--- EXERCISE ---
Print all the entries verbatim.

------------------------

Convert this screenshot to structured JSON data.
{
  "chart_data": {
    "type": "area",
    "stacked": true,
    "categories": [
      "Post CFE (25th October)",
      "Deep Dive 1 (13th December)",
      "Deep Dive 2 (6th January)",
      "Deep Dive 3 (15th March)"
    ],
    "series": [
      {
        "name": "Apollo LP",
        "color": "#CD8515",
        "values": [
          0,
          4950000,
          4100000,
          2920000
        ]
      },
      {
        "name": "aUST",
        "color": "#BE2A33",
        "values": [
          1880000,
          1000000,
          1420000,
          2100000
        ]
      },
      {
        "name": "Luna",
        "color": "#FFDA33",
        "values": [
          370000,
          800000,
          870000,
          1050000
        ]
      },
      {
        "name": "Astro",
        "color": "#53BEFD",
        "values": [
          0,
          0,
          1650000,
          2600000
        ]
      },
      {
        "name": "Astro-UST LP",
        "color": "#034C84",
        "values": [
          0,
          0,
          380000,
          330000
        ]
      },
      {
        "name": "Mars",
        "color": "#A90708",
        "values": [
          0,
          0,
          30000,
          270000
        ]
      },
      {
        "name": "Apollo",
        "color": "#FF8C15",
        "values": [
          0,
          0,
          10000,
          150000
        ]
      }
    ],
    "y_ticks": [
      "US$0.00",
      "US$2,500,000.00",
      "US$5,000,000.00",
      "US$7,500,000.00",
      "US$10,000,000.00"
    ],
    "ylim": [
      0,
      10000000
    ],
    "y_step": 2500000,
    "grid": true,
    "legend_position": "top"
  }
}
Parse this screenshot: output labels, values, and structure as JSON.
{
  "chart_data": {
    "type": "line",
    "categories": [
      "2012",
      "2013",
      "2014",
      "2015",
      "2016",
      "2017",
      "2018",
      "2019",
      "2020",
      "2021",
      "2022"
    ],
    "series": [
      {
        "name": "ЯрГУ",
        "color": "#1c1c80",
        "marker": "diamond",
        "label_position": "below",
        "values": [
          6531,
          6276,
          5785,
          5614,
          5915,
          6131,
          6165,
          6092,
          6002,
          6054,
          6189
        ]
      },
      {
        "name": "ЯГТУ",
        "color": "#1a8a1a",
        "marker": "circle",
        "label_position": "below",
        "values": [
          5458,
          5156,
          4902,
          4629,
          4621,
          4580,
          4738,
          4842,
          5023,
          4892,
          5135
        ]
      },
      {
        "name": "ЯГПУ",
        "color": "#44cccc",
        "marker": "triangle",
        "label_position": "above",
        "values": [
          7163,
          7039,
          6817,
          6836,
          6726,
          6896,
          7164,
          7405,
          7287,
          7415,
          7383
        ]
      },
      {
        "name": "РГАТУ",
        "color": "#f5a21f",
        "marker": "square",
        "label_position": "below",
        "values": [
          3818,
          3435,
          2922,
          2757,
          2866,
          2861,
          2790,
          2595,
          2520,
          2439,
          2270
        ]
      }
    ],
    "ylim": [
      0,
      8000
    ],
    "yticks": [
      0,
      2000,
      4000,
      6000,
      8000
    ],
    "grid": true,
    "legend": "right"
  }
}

------------------------

--- IN RESPONSE ---
Convert this screenshot to structured JSON data.
{
  "chart_data": {
    "type": "area",
    "stacked": true,
    "categories": [
      "Post CFE (25th October)",
      "Deep Dive 1 (13th December)",
      "Deep Dive 2 (6th January)",
      "Deep Dive 3 (15th March)"
    ],
    "series": [
      {
        "name": "Apollo LP",
        "color": "#CD8515",
        "values": [
          0,
          4950000,
          4100000,
          2920000
        ]
      },
      {
        "name": "aUST",
        "color": "#BE2A33",
        "values": [
          1880000,
          1000000,
          1420000,
          2100000
        ]
      },
      {
        "name": "Luna",
        "color": "#FFDA33",
        "values": [
          370000,
          800000,
          870000,
          1050000
        ]
      },
      {
        "name": "Astro",
        "color": "#53BEFD",
        "values": [
          0,
          0,
          1650000,
          2600000
        ]
      },
      {
        "name": "Astro-UST LP",
        "color": "#034C84",
        "values": [
          0,
          0,
          380000,
          330000
        ]
      },
      {
        "name": "Mars",
        "color": "#A90708",
        "values": [
          0,
          0,
          30000,
          270000
        ]
      },
      {
        "name": "Apollo",
        "color": "#FF8C15",
        "values": [
          0,
          0,
          10000,
          150000
        ]
      }
    ],
    "y_ticks": [
      "US$0.00",
      "US$2,500,000.00",
      "US$5,000,000.00",
      "US$7,500,000.00",
      "US$10,000,000.00"
    ],
    "ylim": [
      0,
      10000000
    ],
    "y_step": 2500000,
    "grid": true,
    "legend_position": "top"
  }
}
Parse this screenshot: output labels, values, and structure as JSON.
{
  "chart_data": {
    "type": "line",
    "categories": [
      "2012",
      "2013",
      "2014",
      "2015",
      "2016",
      "2017",
      "2018",
      "2019",
      "2020",
      "2021",
      "2022"
    ],
    "series": [
      {
        "name": "ЯрГУ",
        "color": "#1c1c80",
        "marker": "diamond",
        "label_position": "below",
        "values": [
          6531,
          6276,
          5785,
          5614,
          5915,
          6131,
          6165,
          6092,
          6002,
          6054,
          6189
        ]
      },
      {
        "name": "ЯГТУ",
        "color": "#1a8a1a",
        "marker": "circle",
        "label_position": "below",
        "values": [
          5458,
          5156,
          4902,
          4629,
          4621,
          4580,
          4738,
          4842,
          5023,
          4892,
          5135
        ]
      },
      {
        "name": "ЯГПУ",
        "color": "#44cccc",
        "marker": "triangle",
        "label_position": "above",
        "values": [
          7163,
          7039,
          6817,
          6836,
          6726,
          6896,
          7164,
          7405,
          7287,
          7415,
          7383
        ]
      },
      {
        "name": "РГАТУ",
        "color": "#f5a21f",
        "marker": "square",
        "label_position": "below",
        "values": [
          3818,
          3435,
          2922,
          2757,
          2866,
          2861,
          2790,
          2595,
          2520,
          2439,
          2270
        ]
      }
    ],
    "ylim": [
      0,
      8000
    ],
    "yticks": [
      0,
      2000,
      4000,
      6000,
      8000
    ],
    "grid": true,
    "legend": "right"
  }
}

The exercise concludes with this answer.